*Task requirements*. Below are some entries. Output each one exactly as it appears.

*Supplied records*.
+===+
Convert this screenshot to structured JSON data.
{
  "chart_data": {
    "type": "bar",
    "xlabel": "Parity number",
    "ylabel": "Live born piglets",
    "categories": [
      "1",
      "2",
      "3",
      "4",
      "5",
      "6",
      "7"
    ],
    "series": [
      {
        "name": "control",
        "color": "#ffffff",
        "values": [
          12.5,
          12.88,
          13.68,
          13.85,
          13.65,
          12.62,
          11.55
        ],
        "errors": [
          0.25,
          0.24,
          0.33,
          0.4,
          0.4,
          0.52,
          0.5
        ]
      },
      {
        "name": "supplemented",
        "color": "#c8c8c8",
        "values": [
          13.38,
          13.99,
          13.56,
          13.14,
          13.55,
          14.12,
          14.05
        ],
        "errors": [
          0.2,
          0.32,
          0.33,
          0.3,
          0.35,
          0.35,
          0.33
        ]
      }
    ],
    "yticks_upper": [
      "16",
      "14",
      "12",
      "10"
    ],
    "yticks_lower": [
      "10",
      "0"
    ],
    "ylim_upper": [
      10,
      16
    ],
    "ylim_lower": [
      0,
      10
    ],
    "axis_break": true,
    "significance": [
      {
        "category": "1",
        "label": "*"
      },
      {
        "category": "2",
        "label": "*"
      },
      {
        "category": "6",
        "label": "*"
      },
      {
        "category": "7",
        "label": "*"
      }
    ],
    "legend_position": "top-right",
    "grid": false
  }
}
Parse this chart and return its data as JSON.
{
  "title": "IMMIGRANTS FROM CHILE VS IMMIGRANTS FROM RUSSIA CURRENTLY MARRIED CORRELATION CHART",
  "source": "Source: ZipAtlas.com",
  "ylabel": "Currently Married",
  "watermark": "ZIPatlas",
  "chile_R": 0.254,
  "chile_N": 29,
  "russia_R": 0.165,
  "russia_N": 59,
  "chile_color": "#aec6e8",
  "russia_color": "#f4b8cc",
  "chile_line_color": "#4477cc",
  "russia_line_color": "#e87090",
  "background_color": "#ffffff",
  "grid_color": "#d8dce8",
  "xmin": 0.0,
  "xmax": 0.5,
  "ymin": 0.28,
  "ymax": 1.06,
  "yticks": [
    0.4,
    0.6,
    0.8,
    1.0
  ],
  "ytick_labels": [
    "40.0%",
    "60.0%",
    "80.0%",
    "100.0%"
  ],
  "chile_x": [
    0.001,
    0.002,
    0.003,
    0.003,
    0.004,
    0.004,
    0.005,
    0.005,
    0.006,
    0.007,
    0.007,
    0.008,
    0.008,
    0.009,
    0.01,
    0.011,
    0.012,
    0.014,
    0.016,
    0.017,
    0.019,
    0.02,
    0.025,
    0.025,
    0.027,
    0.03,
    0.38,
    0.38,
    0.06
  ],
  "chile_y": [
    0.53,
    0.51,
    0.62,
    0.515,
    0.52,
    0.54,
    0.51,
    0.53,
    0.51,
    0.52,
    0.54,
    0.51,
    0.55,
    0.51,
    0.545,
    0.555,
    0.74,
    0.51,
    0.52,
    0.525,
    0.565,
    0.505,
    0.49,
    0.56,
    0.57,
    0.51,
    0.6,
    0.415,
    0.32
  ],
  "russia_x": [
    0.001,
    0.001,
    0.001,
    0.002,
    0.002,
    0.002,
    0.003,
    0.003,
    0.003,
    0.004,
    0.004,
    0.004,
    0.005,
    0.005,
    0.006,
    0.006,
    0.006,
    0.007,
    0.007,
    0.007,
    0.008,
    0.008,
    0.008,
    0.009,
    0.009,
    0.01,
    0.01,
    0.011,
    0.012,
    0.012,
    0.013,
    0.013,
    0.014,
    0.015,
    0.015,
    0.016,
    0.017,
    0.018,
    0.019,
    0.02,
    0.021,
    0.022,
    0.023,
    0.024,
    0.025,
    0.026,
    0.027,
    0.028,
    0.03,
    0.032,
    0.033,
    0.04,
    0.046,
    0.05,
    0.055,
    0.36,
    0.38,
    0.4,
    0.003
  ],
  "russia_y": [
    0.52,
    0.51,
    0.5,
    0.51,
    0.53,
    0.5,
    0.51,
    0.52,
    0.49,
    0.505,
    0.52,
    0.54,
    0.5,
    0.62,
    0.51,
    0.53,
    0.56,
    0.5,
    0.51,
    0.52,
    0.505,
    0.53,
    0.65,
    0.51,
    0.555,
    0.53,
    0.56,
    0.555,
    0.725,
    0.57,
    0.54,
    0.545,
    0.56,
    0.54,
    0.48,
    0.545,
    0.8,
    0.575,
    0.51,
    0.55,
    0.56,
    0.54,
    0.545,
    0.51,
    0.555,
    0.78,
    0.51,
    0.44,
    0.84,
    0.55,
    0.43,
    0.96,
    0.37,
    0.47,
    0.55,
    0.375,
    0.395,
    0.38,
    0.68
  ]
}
+===+
*Result of this task*.
Convert this screenshot to structured JSON data.
{
  "chart_data": {
    "type": "bar",
    "xlabel": "Parity number",
    "ylabel": "Live born piglets",
    "categories": [
      "1",
      "2",
      "3",
      "4",
      "5",
      "6",
      "7"
    ],
    "series": [
      {
        "name": "control",
        "color": "#ffffff",
        "values": [
          12.5,
          12.88,
          13.68,
          13.85,
          13.65,
          12.62,
          11.55
        ],
        "errors": [
          0.25,
          0.24,
          0.33,
          0.4,
          0.4,
          0.52,
          0.5
        ]
      },
      {
        "name": "supplemented",
        "color": "#c8c8c8",
        "values": [
          13.38,
          13.99,
          13.56,
          13.14,
          13.55,
          14.12,
          14.05
        ],
        "errors": [
          0.2,
          0.32,
          0.33,
          0.3,
          0.35,
          0.35,
          0.33
        ]
      }
    ],
    "yticks_upper": [
      "16",
      "14",
      "12",
      "10"
    ],
    "yticks_lower": [
      "10",
      "0"
    ],
    "ylim_upper": [
      10,
      16
    ],
    "ylim_lower": [
      0,
      10
    ],
    "axis_break": true,
    "significance": [
      {
        "category": "1",
        "label": "*"
      },
      {
        "category": "2",
        "label": "*"
      },
      {
        "category": "6",
        "label": "*"
      },
      {
        "category": "7",
        "label": "*"
      }
    ],
    "legend_position": "top-right",
    "grid": false
  }
}
Parse this chart and return its data as JSON.
{
  "title": "IMMIGRANTS FROM CHILE VS IMMIGRANTS FROM RUSSIA CURRENTLY MARRIED CORRELATION CHART",
  "source": "Source: ZipAtlas.com",
  "ylabel": "Currently Married",
  "watermark": "ZIPatlas",
  "chile_R": 0.254,
  "chile_N": 29,
  "russia_R": 0.165,
  "russia_N": 59,
  "chile_color": "#aec6e8",
  "russia_color": "#f4b8cc",
  "chile_line_color": "#4477cc",
  "russia_line_color": "#e87090",
  "background_color": "#ffffff",
  "grid_color": "#d8dce8",
  "xmin": 0.0,
  "xmax": 0.5,
  "ymin": 0.28,
  "ymax": 1.06,
  "yticks": [
    0.4,
    0.6,
    0.8,
    1.0
  ],
  "ytick_labels": [
    "40.0%",
    "60.0%",
    "80.0%",
    "100.0%"
  ],
  "chile_x": [
    0.001,
    0.002,
    0.003,
    0.003,
    0.004,
    0.004,
    0.005,
    0.005,
    0.006,
    0.007,
    0.007,
    0.008,
    0.008,
    0.009,
    0.01,
    0.011,
    0.012,
    0.014,
    0.016,
    0.017,
    0.019,
    0.02,
    0.025,
    0.025,
    0.027,
    0.03,
    0.38,
    0.38,
    0.06
  ],
  "chile_y": [
    0.53,
    0.51,
    0.62,
    0.515,
    0.52,
    0.54,
    0.51,
    0.53,
    0.51,
    0.52,
    0.54,
    0.51,
    0.55,
    0.51,
    0.545,
    0.555,
    0.74,
    0.51,
    0.52,
    0.525,
    0.565,
    0.505,
    0.49,
    0.56,
    0.57,
    0.51,
    0.6,
    0.415,
    0.32
  ],
  "russia_x": [
    0.001,
    0.001,
    0.001,
    0.002,
    0.002,
    0.002,
    0.003,
    0.003,
    0.003,
    0.004,
    0.004,
    0.004,
    0.005,
    0.005,
    0.006,
    0.006,
    0.006,
    0.007,
    0.007,
    0.007,
    0.008,
    0.008,
    0.008,
    0.009,
    0.009,
    0.01,
    0.01,
    0.011,
    0.012,
    0.012,
    0.013,
    0.013,
    0.014,
    0.015,
    0.015,
    0.016,
    0.017,
    0.018,
    0.019,
    0.02,
    0.021,
    0.022,
    0.023,
    0.024,
    0.025,
    0.026,
    0.027,
    0.028,
    0.03,
    0.032,
    0.033,
    0.04,
    0.046,
    0.05,
    0.055,
    0.36,
    0.38,
    0.4,
    0.003
  ],
  "russia_y": [
    0.52,
    0.51,
    0.5,
    0.51,
    0.53,
    0.5,
    0.51,
    0.52,
    0.49,
    0.505,
    0.52,
    0.54,
    0.5,
    0.62,
    0.51,
    0.53,
    0.56,
    0.5,
    0.51,
    0.52,
    0.505,
    0.53,
    0.65,
    0.51,
    0.555,
    0.53,
    0.56,
    0.555,
    0.725,
    0.57,
    0.54,
    0.545,
    0.56,
    0.54,
    0.48,
    0.545,
    0.8,
    0.575,
    0.51,
    0.55,
    0.56,
    0.54,
    0.545,
    0.51,
    0.555,
    0.78,
    0.51,
    0.44,
    0.84,
    0.55,
    0.43,
    0.96,
    0.37,
    0.47,
    0.55,
    0.375,
    0.395,
    0.38,
    0.68
  ]
}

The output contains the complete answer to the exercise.